> _Task goal_: Scan the data that follows and count the lines with the string "Logs"; answer with the count alone.

[start Stored records]

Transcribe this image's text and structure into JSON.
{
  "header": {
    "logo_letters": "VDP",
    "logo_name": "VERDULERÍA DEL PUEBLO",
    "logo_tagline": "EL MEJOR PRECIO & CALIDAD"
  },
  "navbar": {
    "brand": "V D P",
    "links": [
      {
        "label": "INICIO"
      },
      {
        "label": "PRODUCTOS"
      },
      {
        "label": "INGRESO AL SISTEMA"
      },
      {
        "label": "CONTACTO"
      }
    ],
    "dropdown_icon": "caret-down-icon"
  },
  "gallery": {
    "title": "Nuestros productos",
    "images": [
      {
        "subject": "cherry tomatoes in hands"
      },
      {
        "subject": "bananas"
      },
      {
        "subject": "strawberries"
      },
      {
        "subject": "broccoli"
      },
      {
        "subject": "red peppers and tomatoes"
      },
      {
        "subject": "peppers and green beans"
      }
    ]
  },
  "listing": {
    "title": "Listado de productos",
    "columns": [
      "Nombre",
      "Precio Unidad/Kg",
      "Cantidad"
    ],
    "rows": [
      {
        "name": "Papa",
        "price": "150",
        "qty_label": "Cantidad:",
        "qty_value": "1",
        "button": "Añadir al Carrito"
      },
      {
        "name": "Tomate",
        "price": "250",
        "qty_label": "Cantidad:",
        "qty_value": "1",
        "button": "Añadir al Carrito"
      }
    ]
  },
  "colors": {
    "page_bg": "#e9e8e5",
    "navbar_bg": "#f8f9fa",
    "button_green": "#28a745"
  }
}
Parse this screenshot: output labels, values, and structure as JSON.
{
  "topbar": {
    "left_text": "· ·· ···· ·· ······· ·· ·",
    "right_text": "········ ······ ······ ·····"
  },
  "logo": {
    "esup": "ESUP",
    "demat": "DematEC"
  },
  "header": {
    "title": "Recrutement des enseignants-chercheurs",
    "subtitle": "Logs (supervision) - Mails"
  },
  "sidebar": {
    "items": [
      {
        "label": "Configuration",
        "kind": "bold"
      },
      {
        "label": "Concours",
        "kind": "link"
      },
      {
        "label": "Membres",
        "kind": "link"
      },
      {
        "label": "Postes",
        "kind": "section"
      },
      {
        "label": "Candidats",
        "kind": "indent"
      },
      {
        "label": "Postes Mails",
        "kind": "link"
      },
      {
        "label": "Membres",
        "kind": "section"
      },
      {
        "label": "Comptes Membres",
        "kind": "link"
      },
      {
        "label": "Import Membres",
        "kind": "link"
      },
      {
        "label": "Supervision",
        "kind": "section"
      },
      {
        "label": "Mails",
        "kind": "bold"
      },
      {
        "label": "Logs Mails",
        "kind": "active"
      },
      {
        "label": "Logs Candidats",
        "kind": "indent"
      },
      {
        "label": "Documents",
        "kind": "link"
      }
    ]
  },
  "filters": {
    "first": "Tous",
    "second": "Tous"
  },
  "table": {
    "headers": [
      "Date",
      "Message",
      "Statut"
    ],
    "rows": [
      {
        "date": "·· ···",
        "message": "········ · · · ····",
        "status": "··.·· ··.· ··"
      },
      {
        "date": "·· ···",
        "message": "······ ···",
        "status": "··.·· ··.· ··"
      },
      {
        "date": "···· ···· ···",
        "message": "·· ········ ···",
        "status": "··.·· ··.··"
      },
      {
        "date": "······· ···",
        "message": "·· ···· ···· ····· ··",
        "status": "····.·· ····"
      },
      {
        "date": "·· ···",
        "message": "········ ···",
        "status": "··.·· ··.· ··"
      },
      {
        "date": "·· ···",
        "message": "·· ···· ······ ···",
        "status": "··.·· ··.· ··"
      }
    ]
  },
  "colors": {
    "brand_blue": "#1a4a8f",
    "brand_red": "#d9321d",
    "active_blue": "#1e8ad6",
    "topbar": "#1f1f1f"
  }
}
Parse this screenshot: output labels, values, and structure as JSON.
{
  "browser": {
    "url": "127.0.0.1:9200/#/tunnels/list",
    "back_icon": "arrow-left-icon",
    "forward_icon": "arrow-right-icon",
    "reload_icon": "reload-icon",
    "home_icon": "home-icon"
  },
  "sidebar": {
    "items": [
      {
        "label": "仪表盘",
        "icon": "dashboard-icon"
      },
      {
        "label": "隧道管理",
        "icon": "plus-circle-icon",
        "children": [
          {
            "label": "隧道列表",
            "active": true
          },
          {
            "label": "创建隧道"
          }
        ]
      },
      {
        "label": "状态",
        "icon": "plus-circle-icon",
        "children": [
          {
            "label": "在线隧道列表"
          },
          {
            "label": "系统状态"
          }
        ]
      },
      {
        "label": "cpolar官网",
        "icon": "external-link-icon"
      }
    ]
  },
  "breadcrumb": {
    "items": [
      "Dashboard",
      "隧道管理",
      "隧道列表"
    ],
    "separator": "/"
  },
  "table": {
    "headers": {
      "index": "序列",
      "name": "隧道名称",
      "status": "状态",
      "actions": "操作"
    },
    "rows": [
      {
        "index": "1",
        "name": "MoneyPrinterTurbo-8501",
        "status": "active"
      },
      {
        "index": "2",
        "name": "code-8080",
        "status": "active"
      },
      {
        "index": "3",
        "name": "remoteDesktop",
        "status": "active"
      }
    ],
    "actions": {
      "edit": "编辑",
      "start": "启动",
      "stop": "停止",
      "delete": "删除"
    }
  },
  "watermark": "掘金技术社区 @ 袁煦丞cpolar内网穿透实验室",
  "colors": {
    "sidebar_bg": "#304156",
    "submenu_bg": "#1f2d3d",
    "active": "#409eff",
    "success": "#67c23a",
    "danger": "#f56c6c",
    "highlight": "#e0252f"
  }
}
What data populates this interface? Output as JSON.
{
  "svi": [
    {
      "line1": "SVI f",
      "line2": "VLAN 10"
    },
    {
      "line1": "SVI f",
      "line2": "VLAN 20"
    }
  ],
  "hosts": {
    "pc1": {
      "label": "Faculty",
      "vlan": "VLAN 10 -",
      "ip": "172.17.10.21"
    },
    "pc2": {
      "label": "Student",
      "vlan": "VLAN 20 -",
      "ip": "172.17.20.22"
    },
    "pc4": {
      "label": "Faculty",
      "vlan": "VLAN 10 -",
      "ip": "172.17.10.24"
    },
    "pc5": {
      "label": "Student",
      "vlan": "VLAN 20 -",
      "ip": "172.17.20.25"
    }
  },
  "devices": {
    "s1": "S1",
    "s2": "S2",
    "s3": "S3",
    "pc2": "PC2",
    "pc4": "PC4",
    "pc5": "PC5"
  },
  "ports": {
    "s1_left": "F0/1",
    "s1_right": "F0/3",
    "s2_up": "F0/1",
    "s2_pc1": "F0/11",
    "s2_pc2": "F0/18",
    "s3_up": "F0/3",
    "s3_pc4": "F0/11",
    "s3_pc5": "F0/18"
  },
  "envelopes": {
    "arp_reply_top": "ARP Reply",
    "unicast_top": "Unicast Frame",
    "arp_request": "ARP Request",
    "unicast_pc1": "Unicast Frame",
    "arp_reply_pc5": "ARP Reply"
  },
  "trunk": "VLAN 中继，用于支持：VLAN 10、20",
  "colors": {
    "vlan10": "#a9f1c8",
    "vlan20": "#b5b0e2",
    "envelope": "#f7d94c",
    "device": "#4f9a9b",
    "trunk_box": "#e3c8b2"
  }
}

[end Stored records]

> _Task answer_: 3